● **Task brief**
State how many lines contain the string "corpo", and write nothing else.

● **Supplied information**
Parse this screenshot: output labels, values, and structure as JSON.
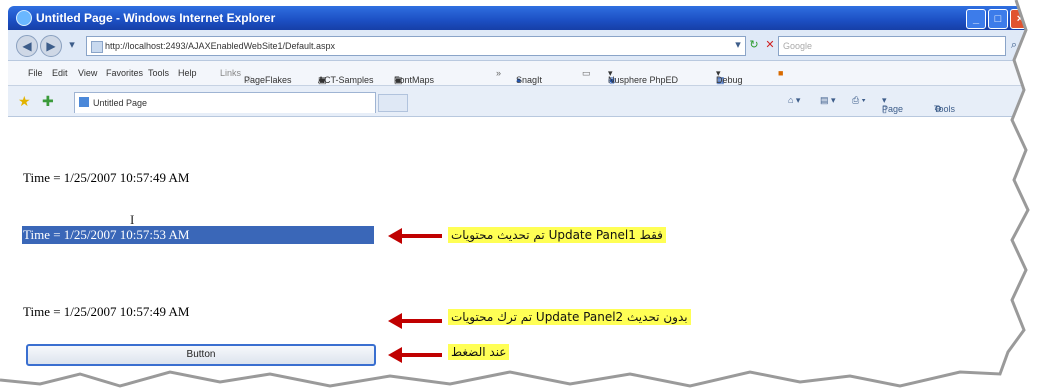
{
  "window": {
    "title": "Untitled Page - Windows Internet Explorer",
    "controls": [
      "_",
      "□",
      "×"
    ]
  },
  "addressbar": {
    "url": "http://localhost:2493/AJAXEnabledWebSite1/Default.aspx",
    "search_placeholder": "Google"
  },
  "menubar": {
    "items": [
      "File",
      "Edit",
      "View",
      "Favorites",
      "Tools",
      "Help"
    ],
    "links_label": "Links",
    "links": [
      "PageFlakes",
      "ACT-Samples",
      "FontMaps"
    ],
    "tools": [
      "SnagIt",
      "Nusphere PhpED",
      "Debug"
    ]
  },
  "tabbar": {
    "tab_title": "Untitled Page",
    "page_label": "Page",
    "tools_label": "Tools"
  },
  "content": {
    "time1": "Time = 1/25/2007 10:57:49 AM",
    "time2": "Time = 1/25/2007 10:57:53 AM",
    "time3": "Time = 1/25/2007 10:57:49 AM",
    "button_label": "Button",
    "cursor": "I"
  },
  "annotations": {
    "note1": "تم تحديث محتويات Update Panel1 فقط",
    "note2": "تم ترك محتويات Update Panel2 بدون تحديث",
    "note3": "عند الضغط"
  },
  "colors": {
    "titlebar": "#1c4fc3",
    "highlight": "#3a67b8",
    "arrow": "#c00000",
    "note_bg": "#ffff55"
  }
}
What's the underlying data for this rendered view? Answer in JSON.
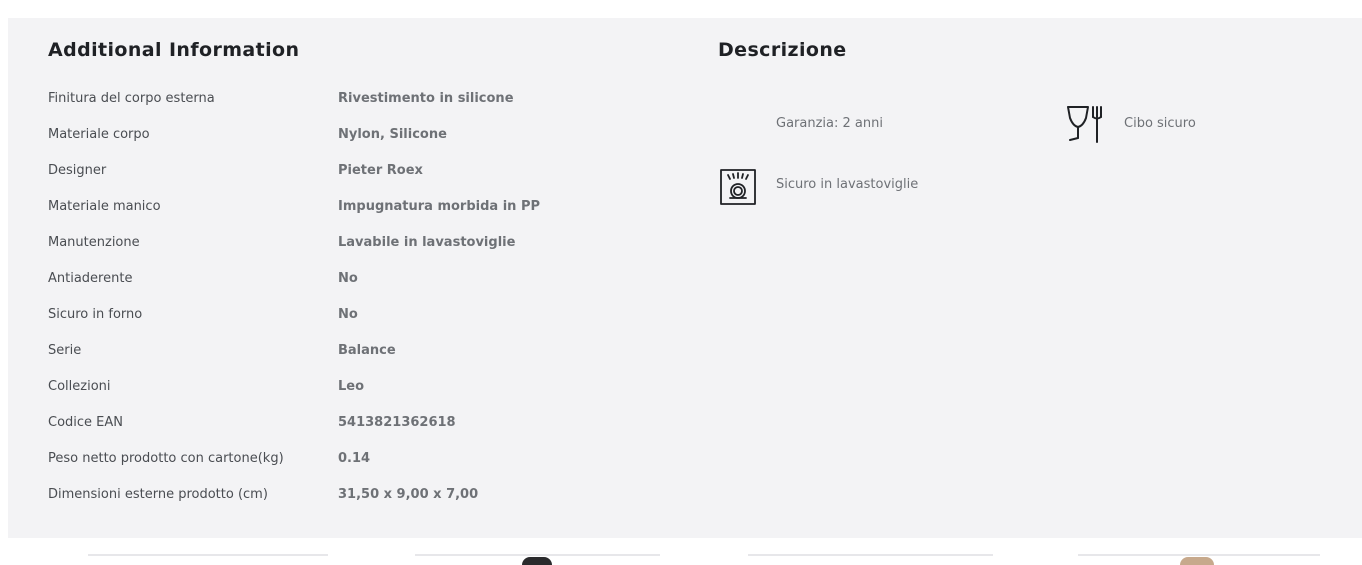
{
  "additional": {
    "title": "Additional Information",
    "rows": [
      {
        "label": "Finitura del corpo esterna",
        "value": "Rivestimento in silicone"
      },
      {
        "label": "Materiale corpo",
        "value": "Nylon, Silicone"
      },
      {
        "label": "Designer",
        "value": "Pieter Roex"
      },
      {
        "label": "Materiale manico",
        "value": "Impugnatura morbida in PP"
      },
      {
        "label": "Manutenzione",
        "value": "Lavabile in lavastoviglie"
      },
      {
        "label": "Antiaderente",
        "value": "No"
      },
      {
        "label": "Sicuro in forno",
        "value": "No"
      },
      {
        "label": "Serie",
        "value": "Balance"
      },
      {
        "label": "Collezioni",
        "value": "Leo"
      },
      {
        "label": "Codice EAN",
        "value": "5413821362618"
      },
      {
        "label": "Peso netto prodotto con cartone(kg)",
        "value": "0.14"
      },
      {
        "label": "Dimensioni esterne prodotto (cm)",
        "value": "31,50 x 9,00 x 7,00"
      }
    ]
  },
  "descrizione": {
    "title": "Descrizione",
    "features": [
      {
        "text": "Garanzia: 2 anni",
        "icon": "none"
      },
      {
        "text": "Cibo sicuro",
        "icon": "glass-fork-icon"
      },
      {
        "text": "Sicuro in lavastoviglie",
        "icon": "dishwasher-icon"
      }
    ]
  },
  "colors": {
    "panel_bg": "#f3f3f5",
    "heading": "#1f2125",
    "label": "#4a4d52",
    "value": "#6e7176"
  }
}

● **Task answer**
2